▶ **Given instruction 1**:
Answer the following questions about the data analysis notebook:
(a) Which file path is passed to pd.read_excel?
(b) What title is set for the plot of np.log1p applied to the price column?
(c) What figure size is used for the correlation heatmap?
▶ **Given instruction 2**: Copy the data analysis notebook from "axarr[0,0].set(ylim = (1555,2000000))" up to and including "axarr[0,1].set_xlabel('Kilometre')".
▶ **Given instruction 3**: Carry on the data analysis notebook from the point where it stops.

**@author:** Dogan Can Demirbilek

**@brief:** Descriptive analysis on merged dataset and removing the most obvious outliers or post errors

In [None]:
import numpy as np
import pandas as pd
%matplotlib inline
import matplotlib.pyplot as plt
import matplotlib.style as style
import seaborn as sns

In [None]:
data = pd.read_excel('../data/data_merged.xlsx')
data.head(5)

In [None]:
data.columns

In [None]:
#silinecek kolonlar
silinecekler_liste = ['Unnamed: 0','Unnamed: 0.1','baslik','ilce','mahalle','para_birimi','ilan_no','ilan_tarihi','telefon','ilan_sahibi']
for i in silinecekler_liste:
    del data[i]

In [None]:
#data describe kısmındaki e'li görünümleri düzeltmek için
pd.options.display.float_format = "{:.2f}".format

In [None]:
data.describe()

In [None]:
data.info()

In [None]:
plt.figure(figsize= (10,8))
plt.title('Price Distribution')
plt.ylabel('Frequency')
sns.distplot(data['fiyat'])
plt.axis('tight')

In [None]:
plt.figure(figsize = (10,8))
plt.title('Log Transformed Price Distribution')
plt.ylabel('Frequency')
sns.distplot(np.log1p(data['fiyat']))

## Numerical Variables

In [None]:
#Üzerine biraz düşünülmesi gerek
plt.figure(figsize = (12,6))
plt.title('Correlation Matrix for Numeric Features')
sns.heatmap(data.corr(), annot=True)

In [None]:
plt.figure()
f ,axarr = plt.subplots(3,2,figsize = (16,16))
fiyat = data.fiyat.values
axarr[0,0].scatter(data.yil.values,fiyat)
axarr[0,0].set_title('Fİyat & Yıl')
axarr[0,0].set_xlabel('Yıl')
axarr[0,0].set_ylabel('Fiyat')
axarr[0,0].set(xlim = (1971,2017))
axarr[0,0].set(ylim = (1555,2000000))
axarr[0,1].scatter(data.km.values,fiyat)
axarr[0,1].set_title('Fİyat & Kilometre')
axarr[0,1].set_xlabel('Kilometre')
axarr[0,1].set_ylabel('Fiyat')
axarr[0,1].set(xlim = (0,3000000))
axarr[0,1].set(ylim = (1555,2000000))
axarr[1,0].scatter(data.yil,data.km)
axarr[1,0].set_title('Yıl & Kilometre')
axarr[1,0].set_xlabel('Yıl')
axarr[1,0].set_ylabel('Kilometre')

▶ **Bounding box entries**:
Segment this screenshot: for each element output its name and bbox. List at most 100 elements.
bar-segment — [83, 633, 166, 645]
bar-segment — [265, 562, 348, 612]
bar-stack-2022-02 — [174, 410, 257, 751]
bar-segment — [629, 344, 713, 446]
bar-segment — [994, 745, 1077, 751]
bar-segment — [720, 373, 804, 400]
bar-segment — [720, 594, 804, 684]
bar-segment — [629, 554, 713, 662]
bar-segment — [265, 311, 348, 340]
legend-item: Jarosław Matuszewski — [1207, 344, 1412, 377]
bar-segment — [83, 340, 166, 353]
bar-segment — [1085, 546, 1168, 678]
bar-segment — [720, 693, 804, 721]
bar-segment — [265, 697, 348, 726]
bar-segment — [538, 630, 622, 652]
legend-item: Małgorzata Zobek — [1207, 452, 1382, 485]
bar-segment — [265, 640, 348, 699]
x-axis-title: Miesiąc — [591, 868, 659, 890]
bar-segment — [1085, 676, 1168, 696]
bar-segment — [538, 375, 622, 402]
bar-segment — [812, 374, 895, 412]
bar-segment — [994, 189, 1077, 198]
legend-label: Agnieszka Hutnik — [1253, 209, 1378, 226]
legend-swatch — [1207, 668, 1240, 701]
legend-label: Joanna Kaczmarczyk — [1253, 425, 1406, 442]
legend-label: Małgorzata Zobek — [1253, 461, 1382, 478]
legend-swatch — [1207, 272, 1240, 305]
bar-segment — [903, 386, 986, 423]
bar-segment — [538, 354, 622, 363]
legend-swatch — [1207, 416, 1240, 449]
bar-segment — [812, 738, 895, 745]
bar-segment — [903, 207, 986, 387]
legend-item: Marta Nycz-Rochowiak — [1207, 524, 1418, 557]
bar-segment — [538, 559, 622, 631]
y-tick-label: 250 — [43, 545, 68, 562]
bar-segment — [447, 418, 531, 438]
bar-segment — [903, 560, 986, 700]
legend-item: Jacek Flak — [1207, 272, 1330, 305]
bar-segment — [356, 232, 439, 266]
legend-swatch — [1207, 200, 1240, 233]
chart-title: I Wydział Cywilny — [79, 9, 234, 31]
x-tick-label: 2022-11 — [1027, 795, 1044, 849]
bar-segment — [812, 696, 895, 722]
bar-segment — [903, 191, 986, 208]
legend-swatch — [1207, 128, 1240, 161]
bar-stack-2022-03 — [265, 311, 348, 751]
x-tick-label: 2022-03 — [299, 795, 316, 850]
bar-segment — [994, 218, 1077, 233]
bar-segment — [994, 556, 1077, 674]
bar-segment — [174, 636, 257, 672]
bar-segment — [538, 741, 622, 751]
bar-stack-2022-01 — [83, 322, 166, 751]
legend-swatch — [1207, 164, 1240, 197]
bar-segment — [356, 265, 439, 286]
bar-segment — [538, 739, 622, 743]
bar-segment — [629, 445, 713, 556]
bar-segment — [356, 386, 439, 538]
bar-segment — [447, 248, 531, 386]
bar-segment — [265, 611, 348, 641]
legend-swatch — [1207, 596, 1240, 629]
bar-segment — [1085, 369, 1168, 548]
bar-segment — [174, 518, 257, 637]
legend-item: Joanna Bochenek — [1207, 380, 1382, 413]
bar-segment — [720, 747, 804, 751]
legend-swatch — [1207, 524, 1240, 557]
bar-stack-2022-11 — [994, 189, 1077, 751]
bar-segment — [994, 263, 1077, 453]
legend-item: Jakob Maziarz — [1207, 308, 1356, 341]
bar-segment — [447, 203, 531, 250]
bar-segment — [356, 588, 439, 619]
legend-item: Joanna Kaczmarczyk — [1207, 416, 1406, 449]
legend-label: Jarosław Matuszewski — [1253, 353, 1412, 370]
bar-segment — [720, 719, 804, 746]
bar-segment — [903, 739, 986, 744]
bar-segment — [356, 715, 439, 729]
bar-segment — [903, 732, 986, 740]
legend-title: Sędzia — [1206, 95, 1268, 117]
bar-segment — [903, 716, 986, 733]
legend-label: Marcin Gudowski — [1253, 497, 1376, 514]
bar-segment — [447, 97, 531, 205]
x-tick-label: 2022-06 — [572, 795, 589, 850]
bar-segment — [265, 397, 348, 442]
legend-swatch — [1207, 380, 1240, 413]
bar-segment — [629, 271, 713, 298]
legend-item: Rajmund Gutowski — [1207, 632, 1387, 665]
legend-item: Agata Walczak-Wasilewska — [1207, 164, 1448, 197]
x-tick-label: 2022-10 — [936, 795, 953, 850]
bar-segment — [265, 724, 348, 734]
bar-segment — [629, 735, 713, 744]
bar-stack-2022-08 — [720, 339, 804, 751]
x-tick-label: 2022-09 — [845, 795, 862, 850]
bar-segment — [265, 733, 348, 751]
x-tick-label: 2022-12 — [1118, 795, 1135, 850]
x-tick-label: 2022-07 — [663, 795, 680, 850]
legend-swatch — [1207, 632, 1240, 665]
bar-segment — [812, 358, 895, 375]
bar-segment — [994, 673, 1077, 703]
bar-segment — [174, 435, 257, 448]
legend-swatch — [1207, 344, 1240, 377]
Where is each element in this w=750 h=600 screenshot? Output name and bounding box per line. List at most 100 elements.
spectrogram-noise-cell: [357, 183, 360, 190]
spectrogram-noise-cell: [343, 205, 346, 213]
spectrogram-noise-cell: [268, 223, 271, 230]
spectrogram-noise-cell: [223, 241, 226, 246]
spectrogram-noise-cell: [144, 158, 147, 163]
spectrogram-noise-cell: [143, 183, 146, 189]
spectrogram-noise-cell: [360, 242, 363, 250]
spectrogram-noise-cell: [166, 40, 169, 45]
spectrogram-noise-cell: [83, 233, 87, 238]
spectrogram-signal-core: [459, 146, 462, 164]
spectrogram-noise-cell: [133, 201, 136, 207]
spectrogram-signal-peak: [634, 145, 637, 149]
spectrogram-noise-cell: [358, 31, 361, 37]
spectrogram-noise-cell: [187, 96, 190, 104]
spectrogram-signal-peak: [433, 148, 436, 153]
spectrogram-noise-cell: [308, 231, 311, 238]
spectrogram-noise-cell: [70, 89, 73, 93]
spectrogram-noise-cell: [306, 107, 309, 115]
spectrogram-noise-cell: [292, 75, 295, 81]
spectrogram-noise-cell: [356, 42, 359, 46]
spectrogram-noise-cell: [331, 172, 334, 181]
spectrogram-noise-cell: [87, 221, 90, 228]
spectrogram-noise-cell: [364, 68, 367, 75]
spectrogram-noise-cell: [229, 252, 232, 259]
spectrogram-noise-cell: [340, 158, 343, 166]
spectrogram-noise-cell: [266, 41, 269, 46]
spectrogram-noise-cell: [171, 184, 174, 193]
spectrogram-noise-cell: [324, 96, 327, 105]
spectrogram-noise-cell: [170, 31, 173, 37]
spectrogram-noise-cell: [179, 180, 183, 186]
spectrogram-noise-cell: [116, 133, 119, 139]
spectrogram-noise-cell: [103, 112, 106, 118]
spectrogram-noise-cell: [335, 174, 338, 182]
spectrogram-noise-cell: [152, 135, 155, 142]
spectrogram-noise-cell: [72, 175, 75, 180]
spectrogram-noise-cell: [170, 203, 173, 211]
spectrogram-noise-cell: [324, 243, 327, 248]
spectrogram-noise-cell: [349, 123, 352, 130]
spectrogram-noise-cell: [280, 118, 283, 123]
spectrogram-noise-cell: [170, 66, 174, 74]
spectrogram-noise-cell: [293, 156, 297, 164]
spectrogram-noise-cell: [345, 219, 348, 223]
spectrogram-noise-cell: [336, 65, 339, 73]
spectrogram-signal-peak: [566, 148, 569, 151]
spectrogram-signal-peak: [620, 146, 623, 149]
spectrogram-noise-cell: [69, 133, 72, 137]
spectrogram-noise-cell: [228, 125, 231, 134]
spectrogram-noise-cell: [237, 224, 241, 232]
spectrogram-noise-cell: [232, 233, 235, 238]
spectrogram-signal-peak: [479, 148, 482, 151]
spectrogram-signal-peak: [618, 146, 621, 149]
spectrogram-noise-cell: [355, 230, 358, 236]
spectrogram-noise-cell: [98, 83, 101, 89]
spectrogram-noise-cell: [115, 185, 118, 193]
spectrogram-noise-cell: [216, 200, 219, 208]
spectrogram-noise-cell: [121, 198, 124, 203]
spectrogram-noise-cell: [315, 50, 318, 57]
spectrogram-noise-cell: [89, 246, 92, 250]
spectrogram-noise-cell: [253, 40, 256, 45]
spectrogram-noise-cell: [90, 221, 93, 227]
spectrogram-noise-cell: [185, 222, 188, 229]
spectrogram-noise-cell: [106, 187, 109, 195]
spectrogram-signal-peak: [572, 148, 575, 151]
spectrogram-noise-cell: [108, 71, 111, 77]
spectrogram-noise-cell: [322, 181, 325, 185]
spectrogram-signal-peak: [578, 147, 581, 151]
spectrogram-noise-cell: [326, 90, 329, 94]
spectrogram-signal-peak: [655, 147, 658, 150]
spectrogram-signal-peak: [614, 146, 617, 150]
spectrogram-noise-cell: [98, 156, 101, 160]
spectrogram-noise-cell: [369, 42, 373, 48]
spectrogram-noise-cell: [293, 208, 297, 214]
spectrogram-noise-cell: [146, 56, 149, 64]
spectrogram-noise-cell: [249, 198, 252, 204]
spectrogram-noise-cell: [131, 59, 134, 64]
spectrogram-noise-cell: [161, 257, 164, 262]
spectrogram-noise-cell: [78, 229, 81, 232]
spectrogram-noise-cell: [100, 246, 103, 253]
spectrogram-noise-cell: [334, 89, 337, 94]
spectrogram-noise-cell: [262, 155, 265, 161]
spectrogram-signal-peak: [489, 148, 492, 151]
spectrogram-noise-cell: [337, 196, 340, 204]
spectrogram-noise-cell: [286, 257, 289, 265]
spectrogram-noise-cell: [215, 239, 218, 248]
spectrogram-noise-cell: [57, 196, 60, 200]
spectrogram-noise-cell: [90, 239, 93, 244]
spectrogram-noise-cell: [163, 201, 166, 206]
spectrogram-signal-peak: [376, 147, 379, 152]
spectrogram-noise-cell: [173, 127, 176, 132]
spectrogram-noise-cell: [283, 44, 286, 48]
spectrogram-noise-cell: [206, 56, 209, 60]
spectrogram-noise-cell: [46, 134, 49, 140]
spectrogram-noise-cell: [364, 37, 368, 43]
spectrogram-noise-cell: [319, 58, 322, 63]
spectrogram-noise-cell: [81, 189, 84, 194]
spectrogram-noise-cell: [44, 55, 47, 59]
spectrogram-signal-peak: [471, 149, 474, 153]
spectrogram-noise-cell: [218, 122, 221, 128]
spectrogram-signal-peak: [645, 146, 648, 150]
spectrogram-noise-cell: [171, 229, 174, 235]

▶ **Final result 1**:
(a) '../data/data_merged.xlsx'
(b) 'Log Transformed Price Distribution'
(c) (12,6)

▶ **Final result 2**:
axarr[0,0].set(ylim = (1555,2000000))
axarr[0,1].scatter(data.km.values,fiyat)
axarr[0,1].set_title('Fİyat & Kilometre')
axarr[0,1].set_xlabel('Kilometre')

▶ **Final result 3**:
axarr[1,0].set(xlim = (1971,2017))
axarr[1,0].set(ylim = (1555,2000000))
axarr[1,1].scatter(data.motor_gucu_hp.values,fiyat)
axarr[1,1].set_title('Fiyat & Motor Gücü')
axarr[1,1].set_xlabel('Motor Gücü')
axarr[1,1].set_ylabel('Fiyat')
axarr[1,1].set(xlim = (39,669))
axarr[1,1].set(ylim = (1555,2000000))
axarr[2,0].scatter(data.motor_hacmi_cc.values,fiyat)
axarr[2,0].set_title('Fiyat & Motor Hacmi')
axarr[2,0].set_xlabel('Motor Hacmi')
axarr[2,0].set_ylabel('Fiyat')
axarr[2,0].set(xlim = (698,7011))
axarr[2,0].set(ylim = (1555,2000000))
axarr[2,1].scatter(data.motor_hacmi_cc,data.motor_gucu_hp)
axarr[2,1].set_title('Motor Hacmi & Motor Gücü')
axarr[2,1].set_xlabel('Motor Hacmi')
axarr[2,1].set_ylabel('Motor Gücü')
axarr[2,1].set(xlim = (698,7011),ylim = (39,669))

## Categorical Features

In [None]:
print(data.select_dtypes(include=['object']).columns.values)

**İl**

In [None]:
iller_ort = data.groupby('il',as_index=False)['fiyat'].mean()
print(iller_ort.sort_values(['fiyat'],ascending=False)[:10])
iller_std = data.groupby('il')['fiyat'].std()
print("\n\n",iller_std.sort_values(ascending=False)[:10])

* **Marka**

In [None]:
marka_ort = data.groupby('marka')['fiyat'].mean()
print(marka_ort.sort_values(ascending=False))
marka_std = data.groupby('marka')['fiyat'].std()
print("\n\n",marka_std.sort_values(ascending=False)[:10])

In [None]:
sns.set(font_scale = 1.50)
plt.figure(figsize = (32,16))
sns.boxplot(x = 'marka', y = 'fiyat', data = data)
xt = plt.xticks(rotation=45)

In [None]:
plt.figure(figsize = (18,6))
sns.countplot(x = 'marka',data = data)
xt = plt.xticks(rotation=45)

* **Yakıt**

In [None]:
yakıt_ort = data.groupby('yakit',as_index = False)['fiyat'].mean()
yakıt_ort.sort_values(ascending=False,by=['fiyat'])

In [None]:
yakıt_std = data.groupby('yakit')['fiyat'].std()
yakıt_std.sort_values(ascending=False)

In [None]:
sns.set(font_scale = 1)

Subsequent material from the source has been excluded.